» STATED PROBLEM
For the copy, please give all of the data again exactly and leave the pictures out.

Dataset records
○ ○ ○ ○ ○ ○ ○
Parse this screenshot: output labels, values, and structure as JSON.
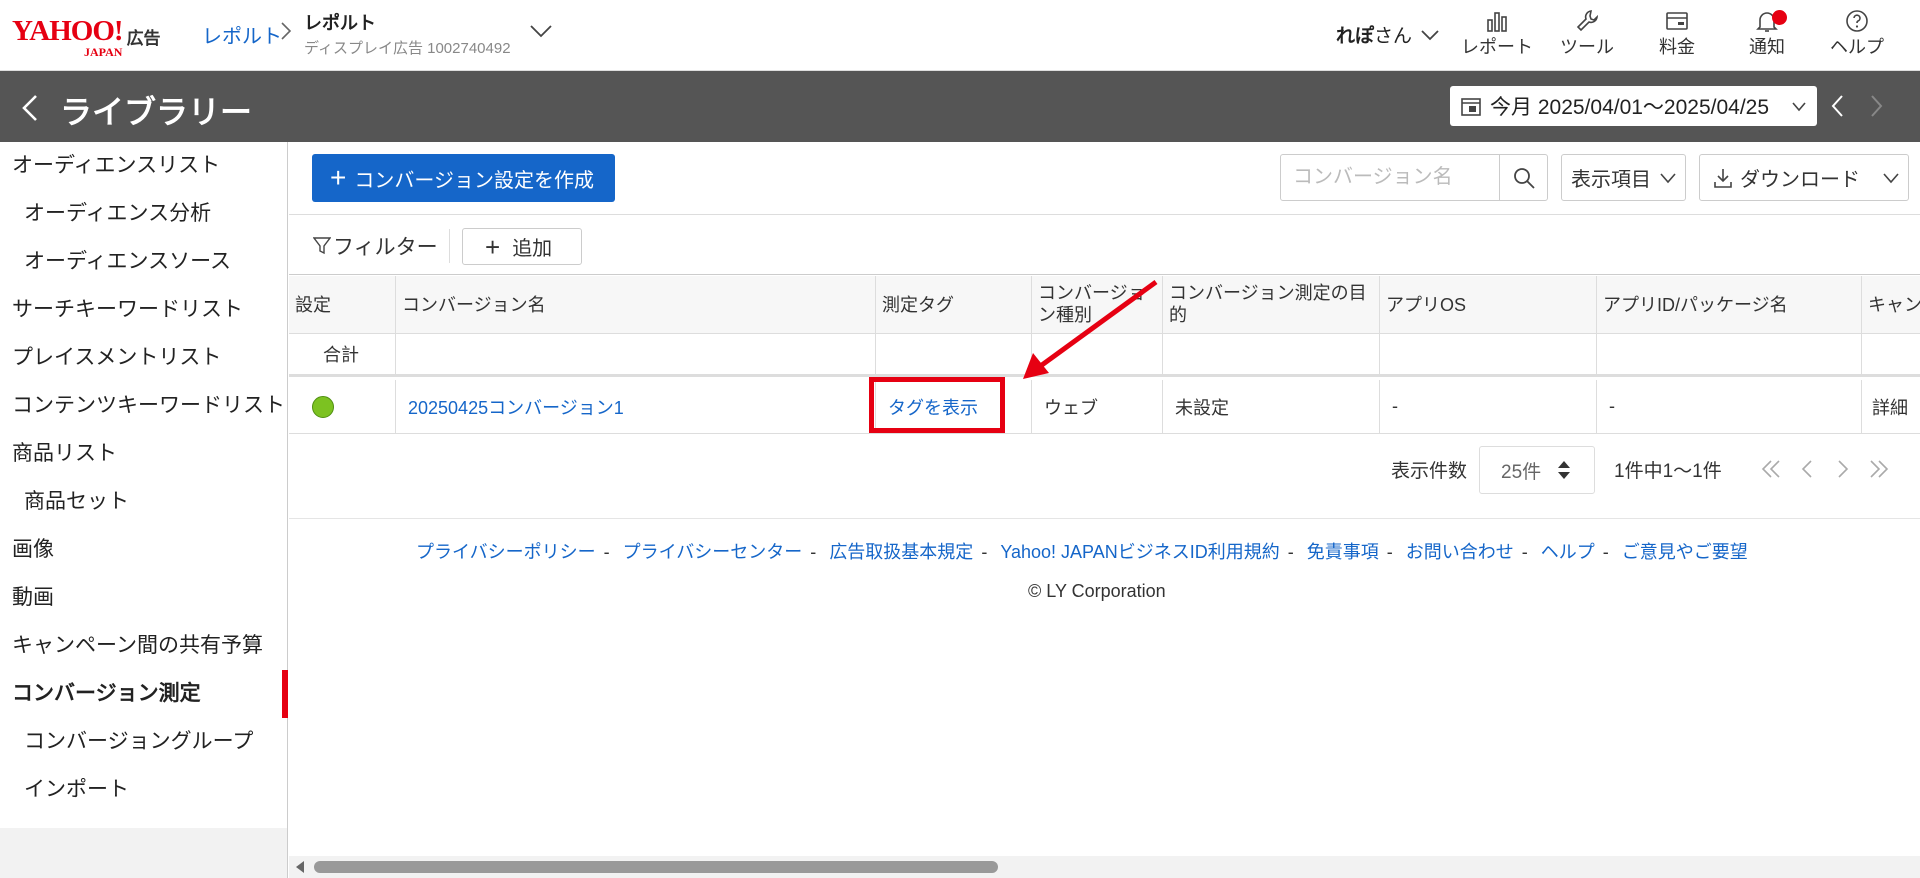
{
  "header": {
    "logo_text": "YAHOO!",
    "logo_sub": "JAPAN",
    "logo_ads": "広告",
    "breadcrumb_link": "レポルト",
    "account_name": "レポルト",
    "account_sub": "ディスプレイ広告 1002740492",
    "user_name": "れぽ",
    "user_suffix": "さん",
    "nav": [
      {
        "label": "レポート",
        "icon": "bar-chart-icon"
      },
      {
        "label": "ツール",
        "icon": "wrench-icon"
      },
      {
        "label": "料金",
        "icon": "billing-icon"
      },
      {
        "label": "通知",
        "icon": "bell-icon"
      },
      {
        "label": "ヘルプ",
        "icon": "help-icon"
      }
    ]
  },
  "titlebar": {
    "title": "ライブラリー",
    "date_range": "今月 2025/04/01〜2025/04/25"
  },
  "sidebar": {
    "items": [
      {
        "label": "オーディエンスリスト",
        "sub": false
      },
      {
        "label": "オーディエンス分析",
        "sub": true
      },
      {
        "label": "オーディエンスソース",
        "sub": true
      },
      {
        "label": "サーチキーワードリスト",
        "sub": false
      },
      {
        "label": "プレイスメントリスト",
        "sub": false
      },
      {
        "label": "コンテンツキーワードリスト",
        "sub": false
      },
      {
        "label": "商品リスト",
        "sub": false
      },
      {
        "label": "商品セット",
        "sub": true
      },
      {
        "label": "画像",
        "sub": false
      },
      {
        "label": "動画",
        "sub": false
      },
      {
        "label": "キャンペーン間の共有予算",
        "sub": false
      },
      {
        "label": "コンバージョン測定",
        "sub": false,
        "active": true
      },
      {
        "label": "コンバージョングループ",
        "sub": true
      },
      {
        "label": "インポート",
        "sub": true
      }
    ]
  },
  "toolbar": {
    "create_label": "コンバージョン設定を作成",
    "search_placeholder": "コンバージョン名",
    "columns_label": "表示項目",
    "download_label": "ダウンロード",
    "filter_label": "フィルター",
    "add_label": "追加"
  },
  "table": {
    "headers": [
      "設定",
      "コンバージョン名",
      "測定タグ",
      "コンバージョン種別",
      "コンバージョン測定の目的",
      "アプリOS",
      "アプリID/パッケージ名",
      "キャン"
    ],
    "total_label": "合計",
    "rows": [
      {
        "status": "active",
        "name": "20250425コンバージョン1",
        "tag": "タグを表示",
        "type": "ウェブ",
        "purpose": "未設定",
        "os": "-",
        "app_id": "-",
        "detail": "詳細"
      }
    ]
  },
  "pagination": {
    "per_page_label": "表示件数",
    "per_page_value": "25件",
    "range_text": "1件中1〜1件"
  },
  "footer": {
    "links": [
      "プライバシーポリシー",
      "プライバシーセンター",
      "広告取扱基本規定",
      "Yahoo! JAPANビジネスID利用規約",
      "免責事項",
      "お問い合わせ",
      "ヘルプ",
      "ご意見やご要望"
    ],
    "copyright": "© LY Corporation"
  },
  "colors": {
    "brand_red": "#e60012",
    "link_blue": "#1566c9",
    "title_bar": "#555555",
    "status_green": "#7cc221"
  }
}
○ ○ ○ ○ ○ ○ ○
» WORKED ANSWER
Parse this screenshot: output labels, values, and structure as JSON.
{
  "header": {
    "logo_text": "YAHOO!",
    "logo_sub": "JAPAN",
    "logo_ads": "広告",
    "breadcrumb_link": "レポルト",
    "account_name": "レポルト",
    "account_sub": "ディスプレイ広告 1002740492",
    "user_name": "れぽ",
    "user_suffix": "さん",
    "nav": [
      {
        "label": "レポート",
        "icon": "bar-chart-icon"
      },
      {
        "label": "ツール",
        "icon": "wrench-icon"
      },
      {
        "label": "料金",
        "icon": "billing-icon"
      },
      {
        "label": "通知",
        "icon": "bell-icon"
      },
      {
        "label": "ヘルプ",
        "icon": "help-icon"
      }
    ]
  },
  "titlebar": {
    "title": "ライブラリー",
    "date_range": "今月 2025/04/01〜2025/04/25"
  },
  "sidebar": {
    "items": [
      {
        "label": "オーディエンスリスト",
        "sub": false
      },
      {
        "label": "オーディエンス分析",
        "sub": true
      },
      {
        "label": "オーディエンスソース",
        "sub": true
      },
      {
        "label": "サーチキーワードリスト",
        "sub": false
      },
      {
        "label": "プレイスメントリスト",
        "sub": false
      },
      {
        "label": "コンテンツキーワードリスト",
        "sub": false
      },
      {
        "label": "商品リスト",
        "sub": false
      },
      {
        "label": "商品セット",
        "sub": true
      },
      {
        "label": "画像",
        "sub": false
      },
      {
        "label": "動画",
        "sub": false
      },
      {
        "label": "キャンペーン間の共有予算",
        "sub": false
      },
      {
        "label": "コンバージョン測定",
        "sub": false,
        "active": true
      },
      {
        "label": "コンバージョングループ",
        "sub": true
      },
      {
        "label": "インポート",
        "sub": true
      }
    ]
  },
  "toolbar": {
    "create_label": "コンバージョン設定を作成",
    "search_placeholder": "コンバージョン名",
    "columns_label": "表示項目",
    "download_label": "ダウンロード",
    "filter_label": "フィルター",
    "add_label": "追加"
  },
  "table": {
    "headers": [
      "設定",
      "コンバージョン名",
      "測定タグ",
      "コンバージョン種別",
      "コンバージョン測定の目的",
      "アプリOS",
      "アプリID/パッケージ名",
      "キャン"
    ],
    "total_label": "合計",
    "rows": [
      {
        "status": "active",
        "name": "20250425コンバージョン1",
        "tag": "タグを表示",
        "type": "ウェブ",
        "purpose": "未設定",
        "os": "-",
        "app_id": "-",
        "detail": "詳細"
      }
    ]
  },
  "pagination": {
    "per_page_label": "表示件数",
    "per_page_value": "25件",
    "range_text": "1件中1〜1件"
  },
  "footer": {
    "links": [
      "プライバシーポリシー",
      "プライバシーセンター",
      "広告取扱基本規定",
      "Yahoo! JAPANビジネスID利用規約",
      "免責事項",
      "お問い合わせ",
      "ヘルプ",
      "ご意見やご要望"
    ],
    "copyright": "© LY Corporation"
  },
  "colors": {
    "brand_red": "#e60012",
    "link_blue": "#1566c9",
    "title_bar": "#555555",
    "status_green": "#7cc221"
  }
}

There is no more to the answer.